# Short task
Images should be left out, and everything else in the listing reproduced exactly.

# Material supplied
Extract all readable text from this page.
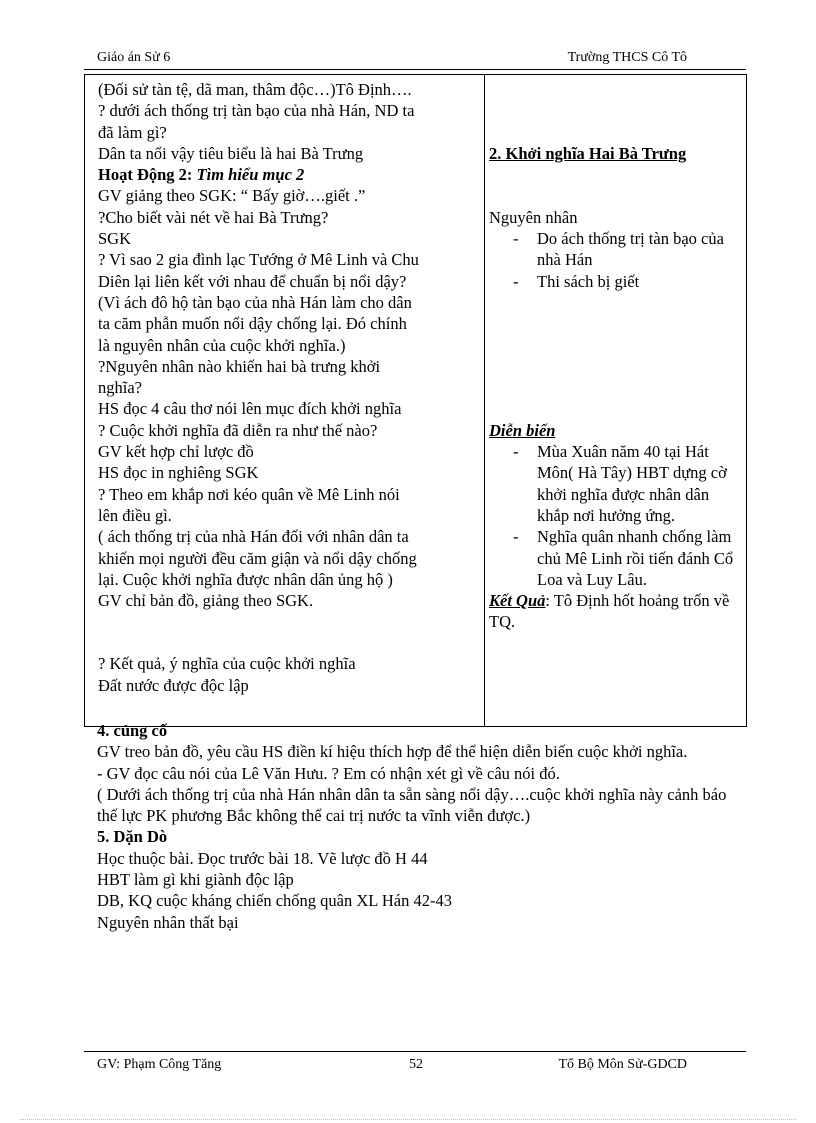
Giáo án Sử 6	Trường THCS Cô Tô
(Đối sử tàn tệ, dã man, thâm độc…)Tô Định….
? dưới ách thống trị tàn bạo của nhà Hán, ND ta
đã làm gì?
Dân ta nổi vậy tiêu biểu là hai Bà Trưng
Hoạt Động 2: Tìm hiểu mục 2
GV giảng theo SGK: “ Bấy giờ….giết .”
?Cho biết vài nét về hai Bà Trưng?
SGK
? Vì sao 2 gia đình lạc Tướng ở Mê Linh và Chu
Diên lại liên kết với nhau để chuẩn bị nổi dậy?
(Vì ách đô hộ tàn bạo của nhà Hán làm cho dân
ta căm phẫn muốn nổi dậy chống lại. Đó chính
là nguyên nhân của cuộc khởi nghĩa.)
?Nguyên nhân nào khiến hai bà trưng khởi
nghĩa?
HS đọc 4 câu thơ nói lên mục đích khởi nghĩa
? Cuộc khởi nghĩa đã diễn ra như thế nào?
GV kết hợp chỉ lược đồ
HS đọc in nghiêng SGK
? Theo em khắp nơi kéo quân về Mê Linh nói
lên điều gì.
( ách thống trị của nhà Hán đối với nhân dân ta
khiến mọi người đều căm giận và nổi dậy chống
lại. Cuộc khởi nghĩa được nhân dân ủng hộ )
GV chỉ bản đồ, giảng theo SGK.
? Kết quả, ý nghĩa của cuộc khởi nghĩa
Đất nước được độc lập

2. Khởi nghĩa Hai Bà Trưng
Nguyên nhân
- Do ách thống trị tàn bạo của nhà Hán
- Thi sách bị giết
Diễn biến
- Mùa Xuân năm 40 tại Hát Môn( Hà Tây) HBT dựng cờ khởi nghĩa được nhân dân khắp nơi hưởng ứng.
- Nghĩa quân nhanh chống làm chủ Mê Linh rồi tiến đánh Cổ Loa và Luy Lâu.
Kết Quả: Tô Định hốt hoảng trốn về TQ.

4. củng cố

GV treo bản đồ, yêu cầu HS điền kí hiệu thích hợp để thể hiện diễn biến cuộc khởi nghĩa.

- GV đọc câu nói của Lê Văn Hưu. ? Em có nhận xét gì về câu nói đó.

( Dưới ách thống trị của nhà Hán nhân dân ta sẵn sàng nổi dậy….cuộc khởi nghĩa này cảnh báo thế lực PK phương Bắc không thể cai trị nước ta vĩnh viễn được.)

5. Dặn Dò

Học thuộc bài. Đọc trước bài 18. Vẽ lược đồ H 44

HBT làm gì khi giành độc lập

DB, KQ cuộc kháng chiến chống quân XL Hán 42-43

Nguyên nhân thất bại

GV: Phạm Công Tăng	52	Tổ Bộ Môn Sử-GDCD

# Answer in full
Extract all readable text from this page.
Giáo án Sử 6	Trường THCS Cô Tô
(Đối sử tàn tệ, dã man, thâm độc…)Tô Định….
? dưới ách thống trị tàn bạo của nhà Hán, ND ta
đã làm gì?
Dân ta nổi vậy tiêu biểu là hai Bà Trưng
Hoạt Động 2: Tìm hiểu mục 2
GV giảng theo SGK: “ Bấy giờ….giết .”
?Cho biết vài nét về hai Bà Trưng?
SGK
? Vì sao 2 gia đình lạc Tướng ở Mê Linh và Chu
Diên lại liên kết với nhau để chuẩn bị nổi dậy?
(Vì ách đô hộ tàn bạo của nhà Hán làm cho dân
ta căm phẫn muốn nổi dậy chống lại. Đó chính
là nguyên nhân của cuộc khởi nghĩa.)
?Nguyên nhân nào khiến hai bà trưng khởi
nghĩa?
HS đọc 4 câu thơ nói lên mục đích khởi nghĩa
? Cuộc khởi nghĩa đã diễn ra như thế nào?
GV kết hợp chỉ lược đồ
HS đọc in nghiêng SGK
? Theo em khắp nơi kéo quân về Mê Linh nói
lên điều gì.
( ách thống trị của nhà Hán đối với nhân dân ta
khiến mọi người đều căm giận và nổi dậy chống
lại. Cuộc khởi nghĩa được nhân dân ủng hộ )
GV chỉ bản đồ, giảng theo SGK.
? Kết quả, ý nghĩa của cuộc khởi nghĩa
Đất nước được độc lập

2. Khởi nghĩa Hai Bà Trưng
Nguyên nhân
- Do ách thống trị tàn bạo của nhà Hán
- Thi sách bị giết
Diễn biến
- Mùa Xuân năm 40 tại Hát Môn( Hà Tây) HBT dựng cờ khởi nghĩa được nhân dân khắp nơi hưởng ứng.
- Nghĩa quân nhanh chống làm chủ Mê Linh rồi tiến đánh Cổ Loa và Luy Lâu.
Kết Quả: Tô Định hốt hoảng trốn về TQ.

4. củng cố

GV treo bản đồ, yêu cầu HS điền kí hiệu thích hợp để thể hiện diễn biến cuộc khởi nghĩa.

- GV đọc câu nói của Lê Văn Hưu. ? Em có nhận xét gì về câu nói đó.

( Dưới ách thống trị của nhà Hán nhân dân ta sẵn sàng nổi dậy….cuộc khởi nghĩa này cảnh báo thế lực PK phương Bắc không thể cai trị nước ta vĩnh viễn được.)

5. Dặn Dò

Học thuộc bài. Đọc trước bài 18. Vẽ lược đồ H 44

HBT làm gì khi giành độc lập

DB, KQ cuộc kháng chiến chống quân XL Hán 42-43

Nguyên nhân thất bại

GV: Phạm Công Tăng	52	Tổ Bộ Môn Sử-GDCD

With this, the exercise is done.